Write out, unchanged, the lines of the material below, starting with the line that contains "hero-title-line-1: Create Web" and going on through the line that contains "title-underline-decoration [351,219,677,240]", both of those lines included.

-- START OF Rows --

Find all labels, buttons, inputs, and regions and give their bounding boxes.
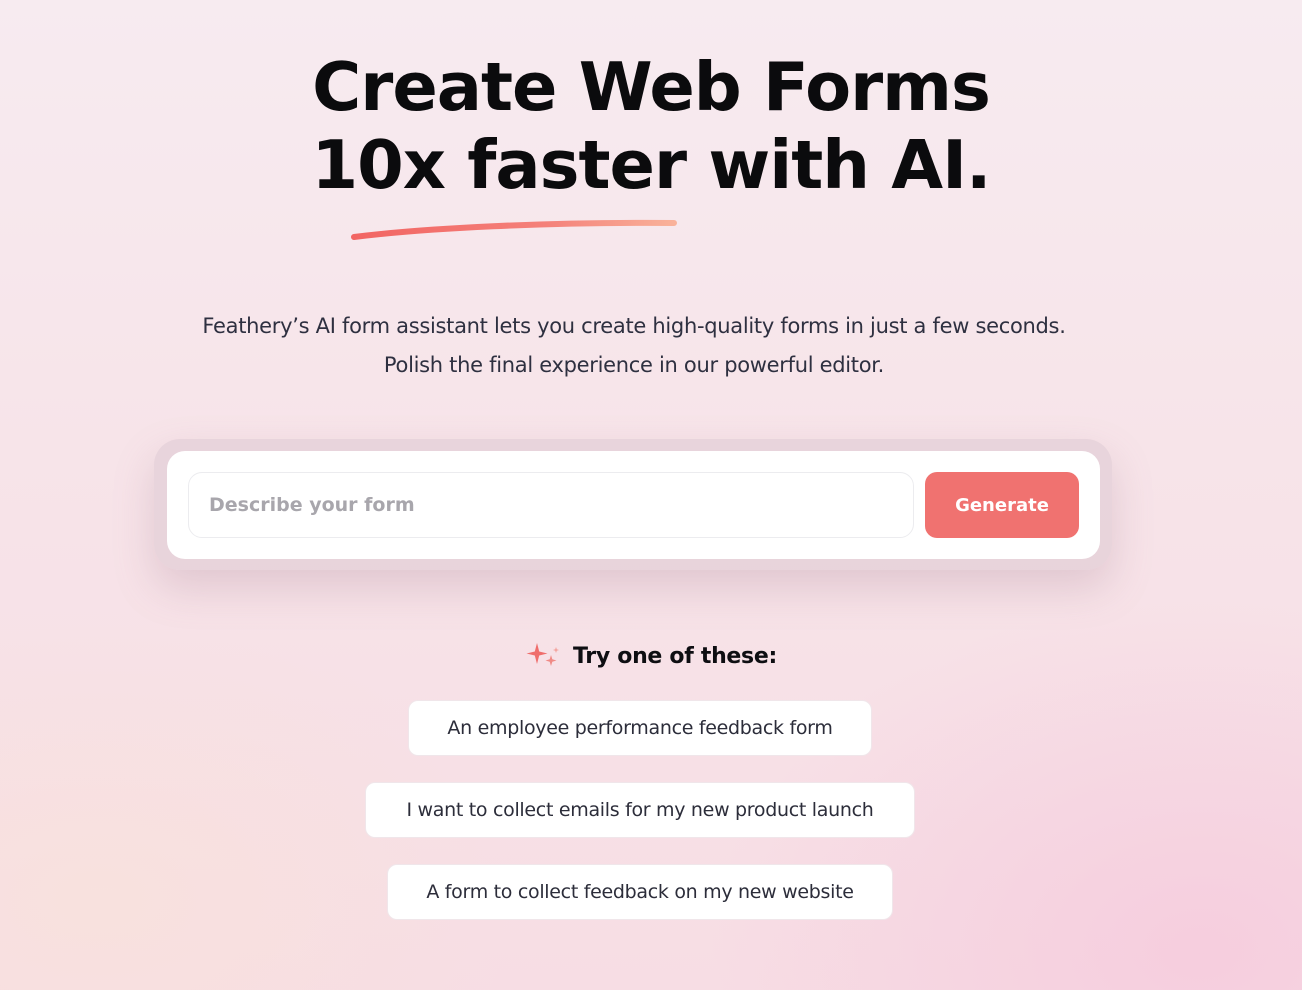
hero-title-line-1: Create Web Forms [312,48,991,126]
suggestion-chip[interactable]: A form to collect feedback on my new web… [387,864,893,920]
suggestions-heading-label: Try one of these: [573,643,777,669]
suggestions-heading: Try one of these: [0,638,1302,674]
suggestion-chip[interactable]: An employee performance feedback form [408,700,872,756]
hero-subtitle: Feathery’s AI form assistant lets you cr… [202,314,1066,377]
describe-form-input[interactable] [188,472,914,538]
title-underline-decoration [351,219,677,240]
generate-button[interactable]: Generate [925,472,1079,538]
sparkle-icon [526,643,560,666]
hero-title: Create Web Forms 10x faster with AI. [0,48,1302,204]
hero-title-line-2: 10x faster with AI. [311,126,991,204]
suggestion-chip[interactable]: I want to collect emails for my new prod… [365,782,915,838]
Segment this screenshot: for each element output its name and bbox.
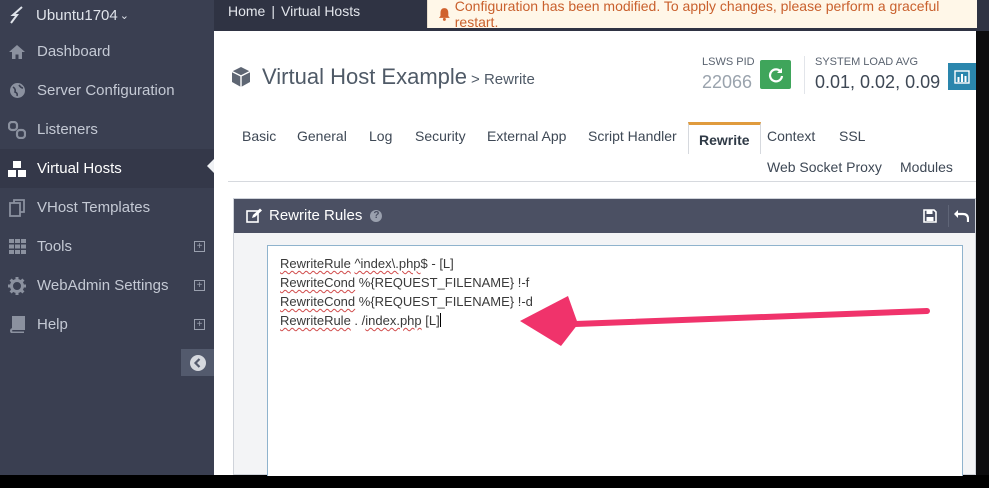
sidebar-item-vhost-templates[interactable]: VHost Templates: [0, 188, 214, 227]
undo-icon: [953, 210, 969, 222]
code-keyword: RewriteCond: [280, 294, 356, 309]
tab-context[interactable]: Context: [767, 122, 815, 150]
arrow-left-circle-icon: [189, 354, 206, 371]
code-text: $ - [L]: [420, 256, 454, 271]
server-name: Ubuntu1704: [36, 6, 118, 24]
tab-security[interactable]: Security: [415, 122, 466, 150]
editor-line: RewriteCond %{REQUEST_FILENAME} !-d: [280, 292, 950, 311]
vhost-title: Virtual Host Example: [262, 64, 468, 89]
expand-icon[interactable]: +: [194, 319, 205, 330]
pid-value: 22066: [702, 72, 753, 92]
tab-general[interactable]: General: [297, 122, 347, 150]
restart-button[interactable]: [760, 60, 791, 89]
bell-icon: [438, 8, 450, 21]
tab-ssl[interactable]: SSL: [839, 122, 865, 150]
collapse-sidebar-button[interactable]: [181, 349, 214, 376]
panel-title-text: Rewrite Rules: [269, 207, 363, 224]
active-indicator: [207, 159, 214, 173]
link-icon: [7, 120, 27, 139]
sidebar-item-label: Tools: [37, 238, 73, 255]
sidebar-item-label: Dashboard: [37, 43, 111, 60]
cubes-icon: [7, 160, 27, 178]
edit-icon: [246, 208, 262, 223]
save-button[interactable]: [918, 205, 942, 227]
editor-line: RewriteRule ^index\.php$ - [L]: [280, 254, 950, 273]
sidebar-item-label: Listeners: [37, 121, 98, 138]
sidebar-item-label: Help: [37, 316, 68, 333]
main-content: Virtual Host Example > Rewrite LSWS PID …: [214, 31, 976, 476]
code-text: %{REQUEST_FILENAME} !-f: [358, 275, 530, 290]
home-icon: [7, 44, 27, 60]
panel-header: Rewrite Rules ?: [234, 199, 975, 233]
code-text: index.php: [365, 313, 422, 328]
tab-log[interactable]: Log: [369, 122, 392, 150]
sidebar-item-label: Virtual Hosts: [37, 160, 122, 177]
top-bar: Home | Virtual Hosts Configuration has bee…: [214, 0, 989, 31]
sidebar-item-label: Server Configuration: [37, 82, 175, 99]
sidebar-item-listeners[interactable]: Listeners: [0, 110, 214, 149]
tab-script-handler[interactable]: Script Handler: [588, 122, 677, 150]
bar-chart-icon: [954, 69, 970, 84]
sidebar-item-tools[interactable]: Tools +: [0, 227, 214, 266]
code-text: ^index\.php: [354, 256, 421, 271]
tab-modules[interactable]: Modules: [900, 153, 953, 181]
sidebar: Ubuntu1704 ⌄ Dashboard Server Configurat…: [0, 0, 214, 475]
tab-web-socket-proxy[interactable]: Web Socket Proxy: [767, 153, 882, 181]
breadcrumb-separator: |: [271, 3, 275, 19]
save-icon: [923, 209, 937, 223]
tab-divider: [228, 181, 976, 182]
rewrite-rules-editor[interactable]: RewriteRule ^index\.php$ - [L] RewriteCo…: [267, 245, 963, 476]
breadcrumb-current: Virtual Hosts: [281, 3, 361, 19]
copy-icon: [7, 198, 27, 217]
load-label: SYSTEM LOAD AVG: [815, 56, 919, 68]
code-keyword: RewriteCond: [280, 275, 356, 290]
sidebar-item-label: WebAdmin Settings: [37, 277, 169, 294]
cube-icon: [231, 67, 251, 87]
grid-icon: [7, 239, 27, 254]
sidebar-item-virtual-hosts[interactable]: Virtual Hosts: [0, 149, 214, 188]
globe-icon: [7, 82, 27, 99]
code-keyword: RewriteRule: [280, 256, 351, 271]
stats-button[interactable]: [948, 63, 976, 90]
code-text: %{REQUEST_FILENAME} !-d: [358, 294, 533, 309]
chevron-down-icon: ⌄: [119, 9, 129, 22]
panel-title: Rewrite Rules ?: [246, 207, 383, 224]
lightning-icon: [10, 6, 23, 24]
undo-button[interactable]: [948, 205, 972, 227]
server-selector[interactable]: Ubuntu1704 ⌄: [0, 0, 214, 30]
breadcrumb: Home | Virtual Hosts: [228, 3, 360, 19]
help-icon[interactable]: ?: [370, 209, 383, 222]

-- END OF Rows --

Answer for the task:
hero-title-line-1: Create Web Forms [312,48,991,126]
suggestion-chip[interactable]: A form to collect feedback on my new web… [387,864,893,920]
suggestions-heading-label: Try one of these: [573,643,777,669]
suggestions-heading: Try one of these: [0,638,1302,674]
suggestion-chip[interactable]: An employee performance feedback form [408,700,872,756]
hero-subtitle: Feathery’s AI form assistant lets you cr… [202,314,1066,377]
describe-form-input[interactable] [188,472,914,538]
title-underline-decoration [351,219,677,240]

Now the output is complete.